=== Travail à faire ===
**1.** Recopiez à l'identique, dans l'extrait sur les eaux usées, tout ce qui va de « Le puits de » jusqu'à « en matière d’environnement. ».
**2.** Répondez brièvement à ces questions sur l'extrait sur les eaux usées :
(a) En combien de points différents l'eau sera-t-elle vidée ?
(b) Qui est le chef de Projet Montréal ?
(c) Depuis combien de temps la Ville de Montréal a-t-elle demandé l'autorisation du ministère de l'Environnement ?
**3.** Traduisez en anglais cette phrase de l'extrait sur les eaux usées : « Pour favoriser la dispersion, l'eau sera vidée à 23 points différents. »

=== Extrait du texte ===
Le puits de déchargement de la future chute à neige du centre-ville sera directement branché sur l’intercepteur sud-est. La Ville en profitera pour retirer quatre systèmes de soutènement vétustes dans l’intercepteur.

« C’est un choix éclairé qui va permettre de réaliser des travaux qui, à terme, vont éviter qu’on ne transporte de la neige directement dans le fleuve et nous permettre un meilleur écoulement », a expliqué M. Desrochers, en soulignant que les autres chutes à neige de Montréal fonctionnent déjà à plein régime.

Selon nos calculs, environ 375 piscines olympiques d’eaux usées seront rejetées dans le fleuve Saint-Laurent chaque jour. Pour favoriser la dispersion, l’eau sera vidée à 23 points différents.

« OÙ EST LE MAIRE ? »

L’opposition officielle à l’hôtel de ville s’est indignée de « l’indifférence » du maire Coderre en matière d’environnement.

« La première responsabilité en environnement pour le maire, c’est le fleuve Saint-Laurent », a déclaré le chef de Projet Montréal, Luc Ferrandez. « La seule solution qu’on peut trouver en deux jours, c’est une solution de relations publiques. L’explication est donnée par des experts et le maire est seulement là pour les bonnes nouvelles. La question à se poser aujourd’hui, c’est : où est le maire de Montréal ? Si on avait annoncé qu’il y avait un troisième match préparatoire de baseball au Stade olympique, il serait présent pour cette annonce ! »

La Ville de Montréal a demandé l’autorisation du ministère de l’Environnement pour réaliser ce projet il y a plus d’un an. Après avoir analysé le dossier, le Ministère a conclu que la solution est « loin d’être idéale », a indiqué le ministre de l’Environnement, David Heurtel. Mais aucune autre voie n’est possible, si bien qu’il « faut quand même aller de l’avant ».

=== Extraits de la liste ===
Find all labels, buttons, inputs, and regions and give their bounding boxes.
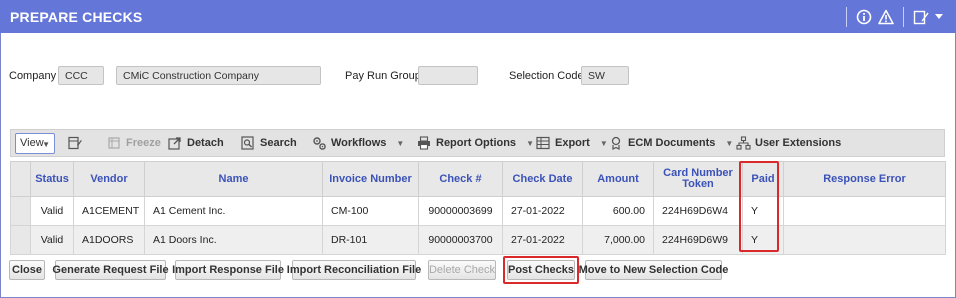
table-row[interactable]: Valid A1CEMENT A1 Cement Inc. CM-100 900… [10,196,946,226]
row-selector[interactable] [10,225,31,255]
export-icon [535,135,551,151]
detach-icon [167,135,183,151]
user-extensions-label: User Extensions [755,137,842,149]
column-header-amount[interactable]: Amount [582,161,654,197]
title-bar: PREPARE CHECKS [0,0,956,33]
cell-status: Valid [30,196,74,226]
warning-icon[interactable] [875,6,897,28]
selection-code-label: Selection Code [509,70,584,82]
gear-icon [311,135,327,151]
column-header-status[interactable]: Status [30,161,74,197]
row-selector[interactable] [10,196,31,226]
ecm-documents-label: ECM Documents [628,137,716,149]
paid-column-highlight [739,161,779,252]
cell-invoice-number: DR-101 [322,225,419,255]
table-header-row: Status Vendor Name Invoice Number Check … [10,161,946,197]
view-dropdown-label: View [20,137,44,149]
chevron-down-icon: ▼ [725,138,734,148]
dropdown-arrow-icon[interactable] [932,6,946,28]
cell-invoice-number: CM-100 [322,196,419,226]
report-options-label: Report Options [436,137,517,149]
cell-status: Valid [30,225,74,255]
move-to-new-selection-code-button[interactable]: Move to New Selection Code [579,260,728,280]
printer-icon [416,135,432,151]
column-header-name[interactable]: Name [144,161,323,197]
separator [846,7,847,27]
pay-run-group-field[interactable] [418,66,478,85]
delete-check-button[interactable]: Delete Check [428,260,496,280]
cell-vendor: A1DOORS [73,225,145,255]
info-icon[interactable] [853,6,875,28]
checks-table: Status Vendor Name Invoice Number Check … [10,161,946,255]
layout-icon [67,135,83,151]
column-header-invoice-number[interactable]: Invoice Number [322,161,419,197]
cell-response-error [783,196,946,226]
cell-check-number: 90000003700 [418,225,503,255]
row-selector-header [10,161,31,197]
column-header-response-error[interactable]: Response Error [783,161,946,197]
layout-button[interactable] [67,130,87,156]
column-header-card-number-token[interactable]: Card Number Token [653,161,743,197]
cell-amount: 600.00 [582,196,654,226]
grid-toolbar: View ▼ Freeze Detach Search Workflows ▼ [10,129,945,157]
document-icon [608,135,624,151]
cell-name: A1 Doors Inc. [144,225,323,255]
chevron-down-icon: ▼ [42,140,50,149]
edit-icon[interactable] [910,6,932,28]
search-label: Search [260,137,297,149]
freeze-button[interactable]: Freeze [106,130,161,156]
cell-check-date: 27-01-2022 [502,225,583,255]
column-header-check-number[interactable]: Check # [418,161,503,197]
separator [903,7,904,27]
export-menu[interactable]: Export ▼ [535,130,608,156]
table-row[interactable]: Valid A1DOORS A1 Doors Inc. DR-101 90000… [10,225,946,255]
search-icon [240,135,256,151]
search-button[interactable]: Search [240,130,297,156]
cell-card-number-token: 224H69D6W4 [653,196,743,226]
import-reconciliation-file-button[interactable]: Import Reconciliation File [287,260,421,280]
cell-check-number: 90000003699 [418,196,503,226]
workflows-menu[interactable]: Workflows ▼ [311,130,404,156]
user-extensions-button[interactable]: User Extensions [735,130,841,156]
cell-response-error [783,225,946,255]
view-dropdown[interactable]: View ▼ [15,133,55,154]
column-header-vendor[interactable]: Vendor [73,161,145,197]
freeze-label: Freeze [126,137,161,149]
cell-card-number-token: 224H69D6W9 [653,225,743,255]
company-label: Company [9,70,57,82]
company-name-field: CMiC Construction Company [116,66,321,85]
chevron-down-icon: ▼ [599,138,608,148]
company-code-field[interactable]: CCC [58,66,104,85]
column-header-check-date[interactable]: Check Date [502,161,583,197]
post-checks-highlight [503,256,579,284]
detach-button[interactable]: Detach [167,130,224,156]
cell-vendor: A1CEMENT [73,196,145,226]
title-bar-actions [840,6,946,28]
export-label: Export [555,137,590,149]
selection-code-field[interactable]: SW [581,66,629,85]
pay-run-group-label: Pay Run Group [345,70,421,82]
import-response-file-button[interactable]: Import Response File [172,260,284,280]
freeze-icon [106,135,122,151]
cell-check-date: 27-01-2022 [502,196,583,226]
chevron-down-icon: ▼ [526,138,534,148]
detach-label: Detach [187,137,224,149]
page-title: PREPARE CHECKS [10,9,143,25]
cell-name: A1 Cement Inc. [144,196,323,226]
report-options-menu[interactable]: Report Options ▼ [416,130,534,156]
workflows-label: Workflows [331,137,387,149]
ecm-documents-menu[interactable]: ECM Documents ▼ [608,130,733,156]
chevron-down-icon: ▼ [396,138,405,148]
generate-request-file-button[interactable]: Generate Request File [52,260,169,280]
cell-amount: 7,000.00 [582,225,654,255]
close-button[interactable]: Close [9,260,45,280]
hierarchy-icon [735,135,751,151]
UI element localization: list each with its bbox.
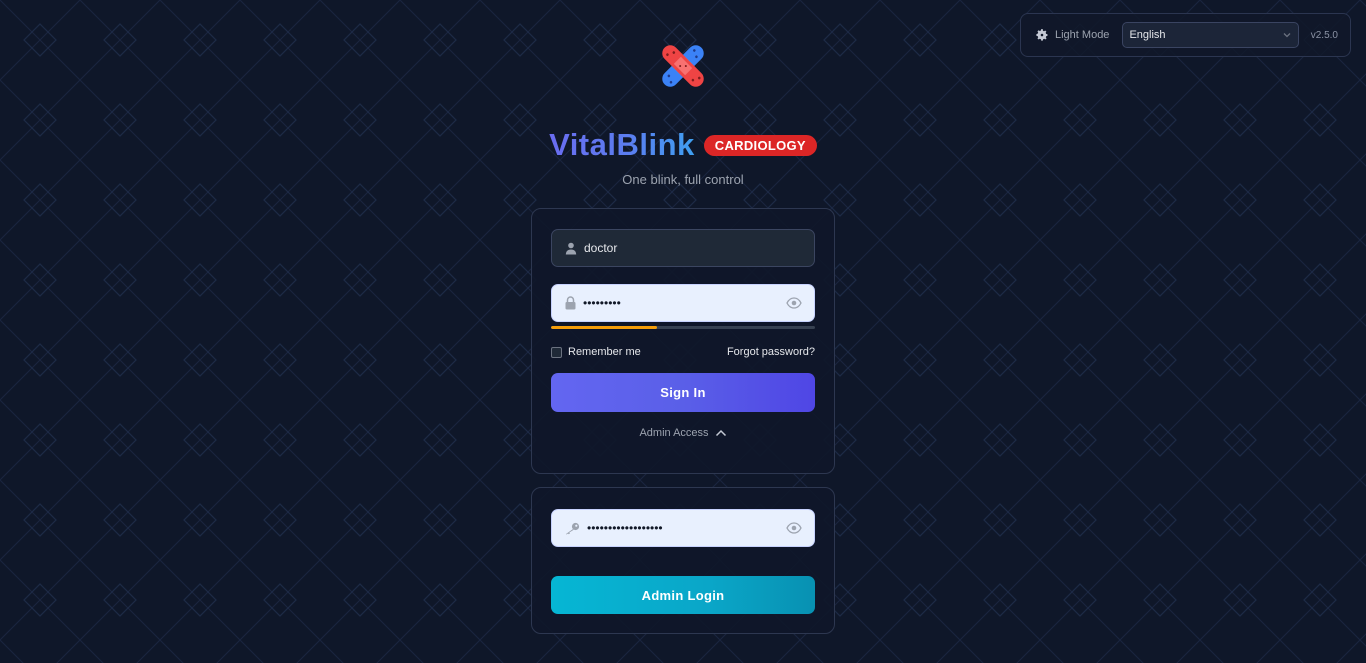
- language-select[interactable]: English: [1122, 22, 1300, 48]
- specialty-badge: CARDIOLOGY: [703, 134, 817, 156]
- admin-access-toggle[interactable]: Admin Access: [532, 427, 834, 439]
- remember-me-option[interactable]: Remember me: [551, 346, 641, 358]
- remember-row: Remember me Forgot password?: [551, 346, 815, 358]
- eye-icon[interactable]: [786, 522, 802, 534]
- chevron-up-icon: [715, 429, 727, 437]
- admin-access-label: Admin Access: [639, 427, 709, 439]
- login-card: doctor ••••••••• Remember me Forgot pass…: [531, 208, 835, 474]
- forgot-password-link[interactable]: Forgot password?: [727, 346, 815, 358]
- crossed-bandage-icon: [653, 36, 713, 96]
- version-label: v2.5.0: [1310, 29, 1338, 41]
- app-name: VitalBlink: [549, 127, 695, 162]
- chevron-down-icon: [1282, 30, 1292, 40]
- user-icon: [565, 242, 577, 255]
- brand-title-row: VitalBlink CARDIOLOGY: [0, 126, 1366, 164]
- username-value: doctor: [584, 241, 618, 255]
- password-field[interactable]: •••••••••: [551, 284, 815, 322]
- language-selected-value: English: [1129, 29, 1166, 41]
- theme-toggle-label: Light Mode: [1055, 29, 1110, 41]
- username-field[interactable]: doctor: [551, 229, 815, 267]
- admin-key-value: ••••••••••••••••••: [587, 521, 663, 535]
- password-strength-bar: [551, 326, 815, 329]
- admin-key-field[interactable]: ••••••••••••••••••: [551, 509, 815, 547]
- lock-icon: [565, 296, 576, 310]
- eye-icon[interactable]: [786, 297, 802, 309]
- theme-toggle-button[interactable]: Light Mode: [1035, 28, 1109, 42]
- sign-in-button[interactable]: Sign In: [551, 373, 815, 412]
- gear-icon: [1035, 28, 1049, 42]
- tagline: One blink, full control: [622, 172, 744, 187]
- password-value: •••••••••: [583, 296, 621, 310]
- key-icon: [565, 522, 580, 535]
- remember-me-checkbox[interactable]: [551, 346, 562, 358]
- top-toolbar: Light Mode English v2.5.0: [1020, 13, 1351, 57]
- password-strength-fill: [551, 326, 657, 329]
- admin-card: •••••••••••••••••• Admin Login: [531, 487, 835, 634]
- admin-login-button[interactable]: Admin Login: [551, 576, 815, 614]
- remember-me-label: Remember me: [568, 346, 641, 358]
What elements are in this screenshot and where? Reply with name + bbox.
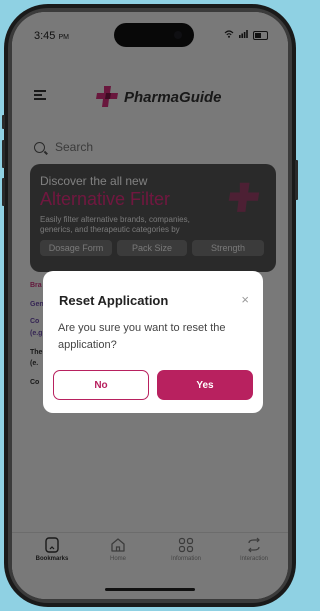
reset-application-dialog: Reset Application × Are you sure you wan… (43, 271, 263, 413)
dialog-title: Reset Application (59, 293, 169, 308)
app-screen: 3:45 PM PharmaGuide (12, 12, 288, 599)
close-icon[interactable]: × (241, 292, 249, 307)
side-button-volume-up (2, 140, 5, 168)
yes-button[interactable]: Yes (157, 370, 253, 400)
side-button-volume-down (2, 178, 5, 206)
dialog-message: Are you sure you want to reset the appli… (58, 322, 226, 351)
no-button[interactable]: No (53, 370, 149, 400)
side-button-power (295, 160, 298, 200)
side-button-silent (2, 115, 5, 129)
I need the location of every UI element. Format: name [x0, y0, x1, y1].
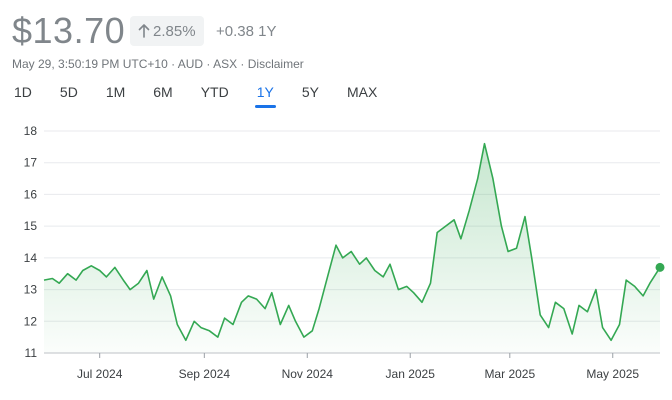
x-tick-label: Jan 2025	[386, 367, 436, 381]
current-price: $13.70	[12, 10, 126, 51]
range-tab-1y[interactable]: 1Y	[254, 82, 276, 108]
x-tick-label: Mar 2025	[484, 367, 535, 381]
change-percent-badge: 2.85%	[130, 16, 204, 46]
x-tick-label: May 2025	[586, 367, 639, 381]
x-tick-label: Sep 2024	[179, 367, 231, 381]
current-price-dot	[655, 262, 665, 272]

=== Corrigé de l'exercice ===
**1.**
Le puits de déchargement de la future chute à neige du centre-ville sera directement branché sur l’intercepteur sud-est. La Ville en profitera pour retirer quatre systèmes de soutènement vétustes dans l’intercepteur.

« C’est un choix éclairé qui va permettre de réaliser des travaux qui, à terme, vont éviter qu’on ne transporte de la neige directement dans le fleuve et nous permettre un meilleur écoulement », a expliqué M. Desrochers, en soulignant que les autres chutes à neige de Montréal fonctionnent déjà à plein régime.

Selon nos calculs, environ 375 piscines olympiques d’eaux usées seront rejetées dans le fleuve Saint-Laurent chaque jour. Pour favoriser la dispersion, l’eau sera vidée à 23 points différents.

« OÙ EST LE MAIRE ? »

L’opposition officielle à l’hôtel de ville s’est indignée de « l’indifférence » du maire Coderre en matière d’environnement.

**2.**
(a) En 23 points différents.
(b) Luc Ferrandez.
(c) Depuis plus d'un an.

**3.** To promote dispersal, the water will be released at 23 different points.